Stored items
-- begin --

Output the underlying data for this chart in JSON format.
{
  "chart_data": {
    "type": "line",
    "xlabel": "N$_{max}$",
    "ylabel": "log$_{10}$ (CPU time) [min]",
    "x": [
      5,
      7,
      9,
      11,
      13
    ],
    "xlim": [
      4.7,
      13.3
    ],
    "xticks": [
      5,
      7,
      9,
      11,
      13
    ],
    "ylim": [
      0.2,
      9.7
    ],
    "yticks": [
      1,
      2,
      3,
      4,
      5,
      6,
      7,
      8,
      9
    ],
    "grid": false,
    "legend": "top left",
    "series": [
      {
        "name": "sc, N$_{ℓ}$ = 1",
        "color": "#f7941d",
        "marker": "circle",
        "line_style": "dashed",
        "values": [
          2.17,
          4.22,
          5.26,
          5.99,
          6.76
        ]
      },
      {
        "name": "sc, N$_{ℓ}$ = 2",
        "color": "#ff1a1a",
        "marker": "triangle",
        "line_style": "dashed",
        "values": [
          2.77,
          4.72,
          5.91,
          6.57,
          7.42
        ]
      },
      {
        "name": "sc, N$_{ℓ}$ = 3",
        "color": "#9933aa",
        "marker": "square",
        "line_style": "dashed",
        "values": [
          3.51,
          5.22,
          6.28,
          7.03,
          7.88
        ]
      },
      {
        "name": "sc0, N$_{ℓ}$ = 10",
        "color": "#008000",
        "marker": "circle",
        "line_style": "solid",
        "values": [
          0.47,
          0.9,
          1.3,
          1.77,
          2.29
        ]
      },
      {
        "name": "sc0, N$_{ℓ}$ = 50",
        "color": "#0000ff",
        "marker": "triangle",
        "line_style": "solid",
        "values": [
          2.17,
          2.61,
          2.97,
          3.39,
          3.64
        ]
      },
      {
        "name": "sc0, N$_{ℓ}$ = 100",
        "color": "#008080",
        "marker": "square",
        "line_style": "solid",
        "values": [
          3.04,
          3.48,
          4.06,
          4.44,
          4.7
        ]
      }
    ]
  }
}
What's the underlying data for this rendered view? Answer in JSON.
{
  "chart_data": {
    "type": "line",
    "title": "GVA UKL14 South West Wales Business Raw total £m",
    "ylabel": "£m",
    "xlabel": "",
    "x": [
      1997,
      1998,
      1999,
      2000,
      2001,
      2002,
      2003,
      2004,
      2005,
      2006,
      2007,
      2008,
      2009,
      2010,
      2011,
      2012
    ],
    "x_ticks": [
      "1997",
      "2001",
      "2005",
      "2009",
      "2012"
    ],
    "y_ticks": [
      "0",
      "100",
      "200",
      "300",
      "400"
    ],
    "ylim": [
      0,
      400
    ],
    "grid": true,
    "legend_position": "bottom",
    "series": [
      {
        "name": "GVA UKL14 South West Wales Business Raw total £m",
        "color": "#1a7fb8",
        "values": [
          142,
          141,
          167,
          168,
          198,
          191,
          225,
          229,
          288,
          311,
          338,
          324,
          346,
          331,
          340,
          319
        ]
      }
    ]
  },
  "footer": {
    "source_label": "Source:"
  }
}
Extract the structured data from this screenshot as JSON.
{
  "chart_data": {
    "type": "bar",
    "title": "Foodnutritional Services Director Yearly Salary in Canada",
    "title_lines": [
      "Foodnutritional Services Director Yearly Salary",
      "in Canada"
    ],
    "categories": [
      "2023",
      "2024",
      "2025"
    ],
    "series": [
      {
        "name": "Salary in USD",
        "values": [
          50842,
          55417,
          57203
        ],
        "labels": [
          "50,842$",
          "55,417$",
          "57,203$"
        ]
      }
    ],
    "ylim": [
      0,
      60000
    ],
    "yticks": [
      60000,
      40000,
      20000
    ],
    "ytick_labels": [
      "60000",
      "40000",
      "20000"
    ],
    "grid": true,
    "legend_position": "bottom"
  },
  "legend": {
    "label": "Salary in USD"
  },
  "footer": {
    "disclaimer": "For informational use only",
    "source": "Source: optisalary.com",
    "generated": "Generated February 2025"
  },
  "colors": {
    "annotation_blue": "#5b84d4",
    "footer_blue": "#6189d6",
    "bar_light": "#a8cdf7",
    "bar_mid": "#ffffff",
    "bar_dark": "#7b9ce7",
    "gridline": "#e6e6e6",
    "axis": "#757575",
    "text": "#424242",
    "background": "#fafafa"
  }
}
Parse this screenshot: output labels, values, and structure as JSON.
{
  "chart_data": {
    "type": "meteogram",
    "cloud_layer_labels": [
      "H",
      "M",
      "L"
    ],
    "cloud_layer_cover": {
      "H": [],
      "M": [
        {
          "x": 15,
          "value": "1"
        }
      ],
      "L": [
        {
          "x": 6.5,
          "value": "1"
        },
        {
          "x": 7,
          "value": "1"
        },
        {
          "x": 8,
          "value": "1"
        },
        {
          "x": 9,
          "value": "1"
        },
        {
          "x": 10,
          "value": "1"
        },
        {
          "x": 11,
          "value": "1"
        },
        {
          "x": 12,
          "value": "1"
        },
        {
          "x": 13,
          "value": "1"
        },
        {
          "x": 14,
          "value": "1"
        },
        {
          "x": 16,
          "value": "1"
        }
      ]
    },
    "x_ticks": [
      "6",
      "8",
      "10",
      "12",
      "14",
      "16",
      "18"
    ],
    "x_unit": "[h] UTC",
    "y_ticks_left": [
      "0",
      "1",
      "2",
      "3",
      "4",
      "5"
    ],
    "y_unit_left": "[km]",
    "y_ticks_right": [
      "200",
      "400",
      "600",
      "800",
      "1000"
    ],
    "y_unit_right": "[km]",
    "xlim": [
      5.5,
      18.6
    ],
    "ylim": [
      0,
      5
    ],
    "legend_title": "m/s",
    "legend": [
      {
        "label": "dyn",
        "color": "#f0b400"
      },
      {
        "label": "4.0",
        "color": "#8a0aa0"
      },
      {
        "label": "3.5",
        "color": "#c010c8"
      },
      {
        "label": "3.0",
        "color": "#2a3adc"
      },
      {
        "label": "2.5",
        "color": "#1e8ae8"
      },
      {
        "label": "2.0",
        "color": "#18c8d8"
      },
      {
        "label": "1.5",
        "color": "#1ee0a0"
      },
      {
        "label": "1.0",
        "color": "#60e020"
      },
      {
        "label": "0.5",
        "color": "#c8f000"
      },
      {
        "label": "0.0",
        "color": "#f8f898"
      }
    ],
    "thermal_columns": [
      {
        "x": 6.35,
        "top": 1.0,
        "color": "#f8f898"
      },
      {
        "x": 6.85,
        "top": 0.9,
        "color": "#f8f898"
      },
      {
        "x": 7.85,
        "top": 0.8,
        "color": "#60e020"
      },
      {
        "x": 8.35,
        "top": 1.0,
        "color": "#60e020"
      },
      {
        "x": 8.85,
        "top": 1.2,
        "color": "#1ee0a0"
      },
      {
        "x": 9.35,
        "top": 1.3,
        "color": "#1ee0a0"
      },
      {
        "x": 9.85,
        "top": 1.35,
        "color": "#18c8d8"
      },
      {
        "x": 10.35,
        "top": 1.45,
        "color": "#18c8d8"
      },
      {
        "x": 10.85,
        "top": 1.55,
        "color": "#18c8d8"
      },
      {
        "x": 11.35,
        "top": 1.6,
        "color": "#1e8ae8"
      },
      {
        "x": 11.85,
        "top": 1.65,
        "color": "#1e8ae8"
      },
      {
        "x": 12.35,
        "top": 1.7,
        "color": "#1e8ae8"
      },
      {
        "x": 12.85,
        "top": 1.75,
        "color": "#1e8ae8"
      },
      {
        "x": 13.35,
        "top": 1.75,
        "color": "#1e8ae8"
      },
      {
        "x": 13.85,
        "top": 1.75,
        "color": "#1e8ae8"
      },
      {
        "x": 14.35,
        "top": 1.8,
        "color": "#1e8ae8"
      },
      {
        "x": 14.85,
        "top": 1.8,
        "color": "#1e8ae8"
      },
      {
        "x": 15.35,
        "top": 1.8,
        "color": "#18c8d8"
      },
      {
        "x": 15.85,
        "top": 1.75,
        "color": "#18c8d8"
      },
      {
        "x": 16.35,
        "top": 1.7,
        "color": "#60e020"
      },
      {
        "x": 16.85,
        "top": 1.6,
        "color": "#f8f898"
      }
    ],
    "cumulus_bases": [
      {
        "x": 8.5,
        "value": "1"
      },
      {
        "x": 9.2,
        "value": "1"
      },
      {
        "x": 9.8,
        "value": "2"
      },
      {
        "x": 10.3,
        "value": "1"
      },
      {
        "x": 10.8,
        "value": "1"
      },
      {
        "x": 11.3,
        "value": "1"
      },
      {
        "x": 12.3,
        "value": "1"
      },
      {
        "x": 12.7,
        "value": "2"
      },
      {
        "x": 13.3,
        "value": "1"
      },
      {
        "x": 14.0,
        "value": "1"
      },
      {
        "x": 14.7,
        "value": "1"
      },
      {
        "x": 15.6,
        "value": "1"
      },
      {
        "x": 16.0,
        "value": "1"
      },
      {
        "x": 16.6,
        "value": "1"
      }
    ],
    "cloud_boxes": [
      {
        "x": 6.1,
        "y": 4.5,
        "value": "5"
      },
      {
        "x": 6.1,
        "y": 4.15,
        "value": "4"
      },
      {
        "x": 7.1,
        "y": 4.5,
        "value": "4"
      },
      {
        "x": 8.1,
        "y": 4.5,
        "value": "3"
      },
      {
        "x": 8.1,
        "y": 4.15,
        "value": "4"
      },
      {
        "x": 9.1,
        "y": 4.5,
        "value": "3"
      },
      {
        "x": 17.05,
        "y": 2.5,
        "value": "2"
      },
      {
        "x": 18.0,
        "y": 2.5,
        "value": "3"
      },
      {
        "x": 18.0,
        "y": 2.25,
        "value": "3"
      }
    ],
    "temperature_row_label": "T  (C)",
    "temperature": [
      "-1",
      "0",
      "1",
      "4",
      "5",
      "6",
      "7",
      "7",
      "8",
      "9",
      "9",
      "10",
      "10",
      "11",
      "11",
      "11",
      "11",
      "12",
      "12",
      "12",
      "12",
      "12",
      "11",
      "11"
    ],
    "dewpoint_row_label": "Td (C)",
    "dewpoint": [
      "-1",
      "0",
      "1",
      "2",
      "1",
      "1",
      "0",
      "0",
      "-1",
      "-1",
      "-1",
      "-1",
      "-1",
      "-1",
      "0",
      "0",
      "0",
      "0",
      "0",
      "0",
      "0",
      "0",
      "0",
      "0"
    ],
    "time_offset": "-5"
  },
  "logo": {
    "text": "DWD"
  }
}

-- end --

WRITTEN PROBLEM: Find all the lines containing "Source" in the material, then copy them.

FINISHED EXERCISE:
    "source_label": "Source:"
    "source": "Source: optisalary.com",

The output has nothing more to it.